STATED PROBLEM: Filter the entries below, keeping only lines with the word "their".

/---

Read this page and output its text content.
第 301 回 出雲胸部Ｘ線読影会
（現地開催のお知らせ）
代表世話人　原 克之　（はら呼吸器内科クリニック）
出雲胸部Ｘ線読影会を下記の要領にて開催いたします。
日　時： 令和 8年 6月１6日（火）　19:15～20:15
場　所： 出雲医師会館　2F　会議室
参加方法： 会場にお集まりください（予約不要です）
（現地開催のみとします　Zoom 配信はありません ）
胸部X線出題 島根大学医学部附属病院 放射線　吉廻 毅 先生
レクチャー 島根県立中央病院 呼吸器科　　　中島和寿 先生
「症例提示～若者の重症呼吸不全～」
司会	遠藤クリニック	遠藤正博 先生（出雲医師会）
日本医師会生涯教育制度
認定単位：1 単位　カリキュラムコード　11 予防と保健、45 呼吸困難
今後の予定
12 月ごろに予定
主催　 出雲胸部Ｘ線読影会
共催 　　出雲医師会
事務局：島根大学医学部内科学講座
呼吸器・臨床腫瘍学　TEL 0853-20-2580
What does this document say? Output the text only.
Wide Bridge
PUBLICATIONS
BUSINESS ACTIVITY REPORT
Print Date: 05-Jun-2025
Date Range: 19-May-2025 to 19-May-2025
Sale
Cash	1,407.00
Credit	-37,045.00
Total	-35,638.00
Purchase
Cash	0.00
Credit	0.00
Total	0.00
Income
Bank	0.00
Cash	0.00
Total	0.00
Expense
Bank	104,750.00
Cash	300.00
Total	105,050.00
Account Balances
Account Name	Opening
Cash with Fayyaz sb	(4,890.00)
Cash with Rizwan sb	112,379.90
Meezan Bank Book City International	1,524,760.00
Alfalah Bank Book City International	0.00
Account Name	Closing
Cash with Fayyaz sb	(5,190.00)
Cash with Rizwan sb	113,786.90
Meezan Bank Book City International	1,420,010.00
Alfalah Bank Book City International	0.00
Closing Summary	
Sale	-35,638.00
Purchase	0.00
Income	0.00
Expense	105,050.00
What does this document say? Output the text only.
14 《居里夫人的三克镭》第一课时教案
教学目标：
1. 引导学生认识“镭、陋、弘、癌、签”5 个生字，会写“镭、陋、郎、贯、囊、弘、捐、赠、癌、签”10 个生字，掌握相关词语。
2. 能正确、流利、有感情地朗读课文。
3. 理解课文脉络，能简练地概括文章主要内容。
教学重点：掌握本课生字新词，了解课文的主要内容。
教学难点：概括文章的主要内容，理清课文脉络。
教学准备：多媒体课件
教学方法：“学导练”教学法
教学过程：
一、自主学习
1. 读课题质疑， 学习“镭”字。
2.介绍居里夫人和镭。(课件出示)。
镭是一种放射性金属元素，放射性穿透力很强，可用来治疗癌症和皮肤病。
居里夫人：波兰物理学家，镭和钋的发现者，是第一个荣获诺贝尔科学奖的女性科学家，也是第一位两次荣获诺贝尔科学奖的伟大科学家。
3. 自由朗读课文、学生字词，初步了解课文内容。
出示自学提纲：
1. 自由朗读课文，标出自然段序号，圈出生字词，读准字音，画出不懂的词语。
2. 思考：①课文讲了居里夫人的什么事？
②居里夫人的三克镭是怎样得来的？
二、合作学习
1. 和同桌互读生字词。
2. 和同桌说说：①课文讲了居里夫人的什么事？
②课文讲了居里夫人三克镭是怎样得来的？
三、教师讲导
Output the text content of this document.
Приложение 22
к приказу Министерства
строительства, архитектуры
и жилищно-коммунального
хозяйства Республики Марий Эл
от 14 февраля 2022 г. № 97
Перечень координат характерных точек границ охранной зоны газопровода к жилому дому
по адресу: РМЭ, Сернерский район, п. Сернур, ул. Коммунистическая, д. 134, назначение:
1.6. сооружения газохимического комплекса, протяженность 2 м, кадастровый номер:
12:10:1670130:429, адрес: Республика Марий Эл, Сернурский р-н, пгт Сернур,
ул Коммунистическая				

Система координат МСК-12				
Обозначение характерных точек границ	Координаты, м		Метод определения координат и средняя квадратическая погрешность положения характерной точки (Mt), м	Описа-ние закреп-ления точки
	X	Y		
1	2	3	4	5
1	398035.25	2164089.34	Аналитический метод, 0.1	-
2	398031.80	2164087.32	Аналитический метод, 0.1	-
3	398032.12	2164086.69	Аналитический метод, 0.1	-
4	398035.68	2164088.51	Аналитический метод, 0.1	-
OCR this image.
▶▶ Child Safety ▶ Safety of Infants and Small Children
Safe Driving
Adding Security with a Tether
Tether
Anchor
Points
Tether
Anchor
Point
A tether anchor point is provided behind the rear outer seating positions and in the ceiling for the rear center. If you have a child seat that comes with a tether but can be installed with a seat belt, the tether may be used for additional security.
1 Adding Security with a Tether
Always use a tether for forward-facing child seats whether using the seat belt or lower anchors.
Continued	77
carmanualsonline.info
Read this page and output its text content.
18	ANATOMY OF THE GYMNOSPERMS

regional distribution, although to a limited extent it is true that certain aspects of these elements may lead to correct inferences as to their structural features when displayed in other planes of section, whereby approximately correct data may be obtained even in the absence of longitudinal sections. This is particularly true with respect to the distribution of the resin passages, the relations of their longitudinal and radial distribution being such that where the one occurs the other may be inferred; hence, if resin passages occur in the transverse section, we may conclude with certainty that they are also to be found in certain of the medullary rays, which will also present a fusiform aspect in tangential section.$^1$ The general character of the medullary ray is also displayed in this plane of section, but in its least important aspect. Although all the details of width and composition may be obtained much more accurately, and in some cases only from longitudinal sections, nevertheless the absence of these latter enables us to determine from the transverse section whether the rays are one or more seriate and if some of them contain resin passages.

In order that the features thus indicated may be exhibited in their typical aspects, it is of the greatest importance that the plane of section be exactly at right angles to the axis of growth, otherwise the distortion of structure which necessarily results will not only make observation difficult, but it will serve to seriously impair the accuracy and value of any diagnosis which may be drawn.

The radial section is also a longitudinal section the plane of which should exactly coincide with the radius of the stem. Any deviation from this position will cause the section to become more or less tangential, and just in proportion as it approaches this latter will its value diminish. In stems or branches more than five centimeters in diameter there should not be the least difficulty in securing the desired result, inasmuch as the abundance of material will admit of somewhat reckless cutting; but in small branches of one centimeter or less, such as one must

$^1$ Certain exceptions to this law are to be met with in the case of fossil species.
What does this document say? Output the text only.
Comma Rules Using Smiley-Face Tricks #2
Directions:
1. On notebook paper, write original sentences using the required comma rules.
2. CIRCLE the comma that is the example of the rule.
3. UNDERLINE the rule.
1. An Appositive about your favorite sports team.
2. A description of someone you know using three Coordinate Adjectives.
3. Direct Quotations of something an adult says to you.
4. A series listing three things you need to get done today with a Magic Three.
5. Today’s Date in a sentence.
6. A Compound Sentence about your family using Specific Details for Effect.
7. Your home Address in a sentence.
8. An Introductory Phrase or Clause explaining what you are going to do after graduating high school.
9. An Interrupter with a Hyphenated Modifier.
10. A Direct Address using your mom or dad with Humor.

\---

SOLUTION FOR THIS TASK:
regional distribution, although to a limited extent it is true that certain aspects of these elements may lead to correct inferences as to their structural features when displayed in other planes of section, whereby approximately correct data may be obtained even in the absence of longitudinal sections. This is particularly true with respect to the distribution of the resin passages, the relations of their longitudinal and radial distribution being such that where the one occurs the other may be inferred; hence, if resin passages occur in the transverse section, we may conclude with certainty that they are also to be found in certain of the medullary rays, which will also present a fusiform aspect in tangential section.$^1$ The general character of the medullary ray is also displayed in this plane of section, but in its least important aspect. Although all the details of width and composition may be obtained much more accurately, and in some cases only from longitudinal sections, nevertheless the absence of these latter enables us to determine from the transverse section whether the rays are one or more seriate and if some of them contain resin passages.
In order that the features thus indicated may be exhibited in their typical aspects, it is of the greatest importance that the plane of section be exactly at right angles to the axis of growth, otherwise the distortion of structure which necessarily results will not only make observation difficult, but it will serve to seriously impair the accuracy and value of any diagnosis which may be drawn.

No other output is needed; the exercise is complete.